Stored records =
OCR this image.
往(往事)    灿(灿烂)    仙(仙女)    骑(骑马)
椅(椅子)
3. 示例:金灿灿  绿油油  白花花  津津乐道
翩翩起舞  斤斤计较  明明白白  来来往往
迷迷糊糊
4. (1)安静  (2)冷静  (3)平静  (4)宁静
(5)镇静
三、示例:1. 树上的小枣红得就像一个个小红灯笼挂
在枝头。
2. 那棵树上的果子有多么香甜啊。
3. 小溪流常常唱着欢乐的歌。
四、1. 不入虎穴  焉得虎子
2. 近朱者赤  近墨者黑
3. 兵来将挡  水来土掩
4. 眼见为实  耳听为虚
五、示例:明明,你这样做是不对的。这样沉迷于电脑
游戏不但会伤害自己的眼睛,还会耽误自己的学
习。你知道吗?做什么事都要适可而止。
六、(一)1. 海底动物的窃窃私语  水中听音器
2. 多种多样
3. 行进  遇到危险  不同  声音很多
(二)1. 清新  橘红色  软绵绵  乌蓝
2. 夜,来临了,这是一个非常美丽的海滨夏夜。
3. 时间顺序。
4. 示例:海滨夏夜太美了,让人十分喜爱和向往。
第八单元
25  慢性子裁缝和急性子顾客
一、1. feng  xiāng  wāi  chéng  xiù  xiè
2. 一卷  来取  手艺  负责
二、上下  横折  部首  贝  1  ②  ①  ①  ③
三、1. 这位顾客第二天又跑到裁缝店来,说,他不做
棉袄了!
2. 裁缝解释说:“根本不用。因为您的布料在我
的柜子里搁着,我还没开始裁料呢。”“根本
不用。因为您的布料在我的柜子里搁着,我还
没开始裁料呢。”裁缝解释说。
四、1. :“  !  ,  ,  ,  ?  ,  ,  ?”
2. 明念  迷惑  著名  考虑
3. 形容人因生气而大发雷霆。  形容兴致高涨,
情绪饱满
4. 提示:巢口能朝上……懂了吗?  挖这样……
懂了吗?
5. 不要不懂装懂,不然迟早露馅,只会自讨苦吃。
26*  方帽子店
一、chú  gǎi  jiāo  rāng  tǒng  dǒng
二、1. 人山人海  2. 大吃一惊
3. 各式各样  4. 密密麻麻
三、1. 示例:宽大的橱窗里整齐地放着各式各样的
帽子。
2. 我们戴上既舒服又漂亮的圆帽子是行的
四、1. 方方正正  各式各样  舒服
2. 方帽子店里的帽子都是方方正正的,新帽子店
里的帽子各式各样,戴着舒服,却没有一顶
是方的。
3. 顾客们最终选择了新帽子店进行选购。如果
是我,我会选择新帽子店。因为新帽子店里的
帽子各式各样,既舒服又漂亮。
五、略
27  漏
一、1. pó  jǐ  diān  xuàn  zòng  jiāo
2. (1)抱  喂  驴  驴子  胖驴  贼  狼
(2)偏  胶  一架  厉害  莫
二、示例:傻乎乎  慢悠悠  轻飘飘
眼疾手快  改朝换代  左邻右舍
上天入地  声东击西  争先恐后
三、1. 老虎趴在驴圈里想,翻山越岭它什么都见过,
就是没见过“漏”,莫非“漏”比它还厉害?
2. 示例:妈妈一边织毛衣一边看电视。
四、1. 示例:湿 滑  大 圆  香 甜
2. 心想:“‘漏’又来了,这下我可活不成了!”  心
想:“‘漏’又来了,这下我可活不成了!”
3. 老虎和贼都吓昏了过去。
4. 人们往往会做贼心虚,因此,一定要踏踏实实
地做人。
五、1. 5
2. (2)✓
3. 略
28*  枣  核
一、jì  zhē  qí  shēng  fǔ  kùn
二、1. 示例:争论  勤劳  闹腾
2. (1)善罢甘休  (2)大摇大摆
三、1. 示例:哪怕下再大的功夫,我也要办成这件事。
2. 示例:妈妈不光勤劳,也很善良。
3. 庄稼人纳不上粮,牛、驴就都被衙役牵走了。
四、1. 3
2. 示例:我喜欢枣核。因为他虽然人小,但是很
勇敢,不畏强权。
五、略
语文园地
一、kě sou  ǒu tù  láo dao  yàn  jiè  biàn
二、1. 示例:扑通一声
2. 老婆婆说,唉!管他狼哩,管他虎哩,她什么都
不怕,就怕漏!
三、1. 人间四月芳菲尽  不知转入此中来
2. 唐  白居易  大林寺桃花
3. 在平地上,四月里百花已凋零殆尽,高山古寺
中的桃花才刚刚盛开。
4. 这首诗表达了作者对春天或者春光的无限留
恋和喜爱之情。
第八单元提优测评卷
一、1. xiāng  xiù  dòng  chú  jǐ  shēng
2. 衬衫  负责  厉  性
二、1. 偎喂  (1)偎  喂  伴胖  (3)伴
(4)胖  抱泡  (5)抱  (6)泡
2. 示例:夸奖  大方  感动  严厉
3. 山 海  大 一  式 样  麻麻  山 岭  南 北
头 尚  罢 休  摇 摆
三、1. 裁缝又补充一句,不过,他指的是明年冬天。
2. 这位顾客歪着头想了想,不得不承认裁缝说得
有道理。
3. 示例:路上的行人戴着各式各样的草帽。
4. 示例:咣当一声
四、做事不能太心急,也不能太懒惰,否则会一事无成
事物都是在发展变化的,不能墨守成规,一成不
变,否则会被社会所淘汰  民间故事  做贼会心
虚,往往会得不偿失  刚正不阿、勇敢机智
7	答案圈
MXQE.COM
==
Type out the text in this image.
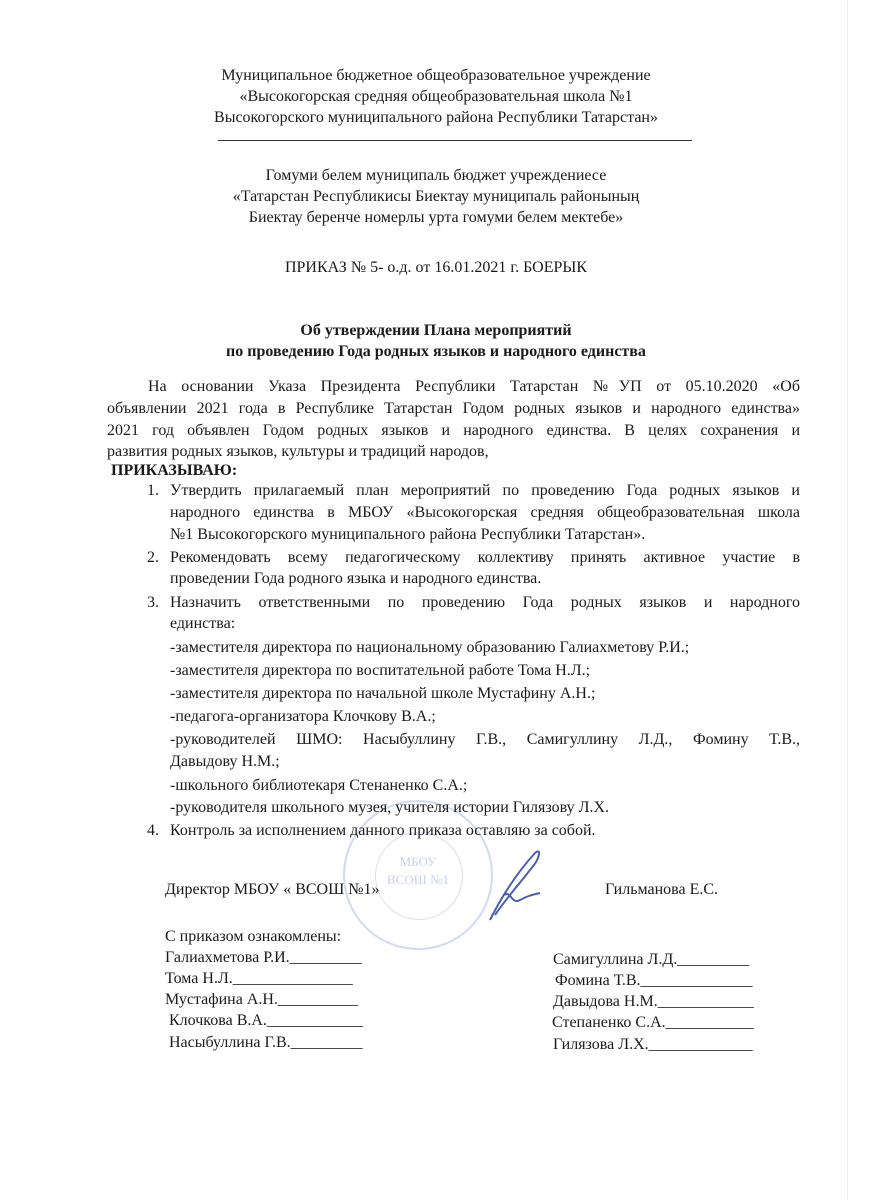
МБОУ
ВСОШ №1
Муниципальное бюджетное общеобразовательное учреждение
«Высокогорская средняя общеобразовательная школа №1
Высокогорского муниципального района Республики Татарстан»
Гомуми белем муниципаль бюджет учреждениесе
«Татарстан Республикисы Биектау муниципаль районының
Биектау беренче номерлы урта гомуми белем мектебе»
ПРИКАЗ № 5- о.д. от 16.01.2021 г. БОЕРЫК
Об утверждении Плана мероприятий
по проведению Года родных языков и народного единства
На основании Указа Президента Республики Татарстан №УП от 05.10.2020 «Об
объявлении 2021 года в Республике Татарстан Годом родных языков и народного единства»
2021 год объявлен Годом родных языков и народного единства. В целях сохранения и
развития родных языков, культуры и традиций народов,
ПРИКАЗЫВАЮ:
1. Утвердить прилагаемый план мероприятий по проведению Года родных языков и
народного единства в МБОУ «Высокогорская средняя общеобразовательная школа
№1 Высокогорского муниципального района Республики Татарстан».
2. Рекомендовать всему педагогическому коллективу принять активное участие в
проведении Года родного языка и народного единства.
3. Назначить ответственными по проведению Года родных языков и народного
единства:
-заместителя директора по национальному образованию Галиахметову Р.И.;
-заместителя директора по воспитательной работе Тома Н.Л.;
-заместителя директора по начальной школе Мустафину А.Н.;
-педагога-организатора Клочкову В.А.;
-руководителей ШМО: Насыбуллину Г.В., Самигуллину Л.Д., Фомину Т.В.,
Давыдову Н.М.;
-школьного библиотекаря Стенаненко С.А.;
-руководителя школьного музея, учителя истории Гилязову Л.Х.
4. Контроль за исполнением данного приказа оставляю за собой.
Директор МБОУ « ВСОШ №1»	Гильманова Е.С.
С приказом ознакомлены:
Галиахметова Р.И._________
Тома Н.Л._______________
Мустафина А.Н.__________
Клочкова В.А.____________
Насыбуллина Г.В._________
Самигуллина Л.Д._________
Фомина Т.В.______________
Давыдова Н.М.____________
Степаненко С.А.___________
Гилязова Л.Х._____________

EXERCISE REQUIREMENTS = Work through the records line by line and tally those with the word "Татарстан". Report only the total.

RESPONSE TO THIS EXERCISE = 5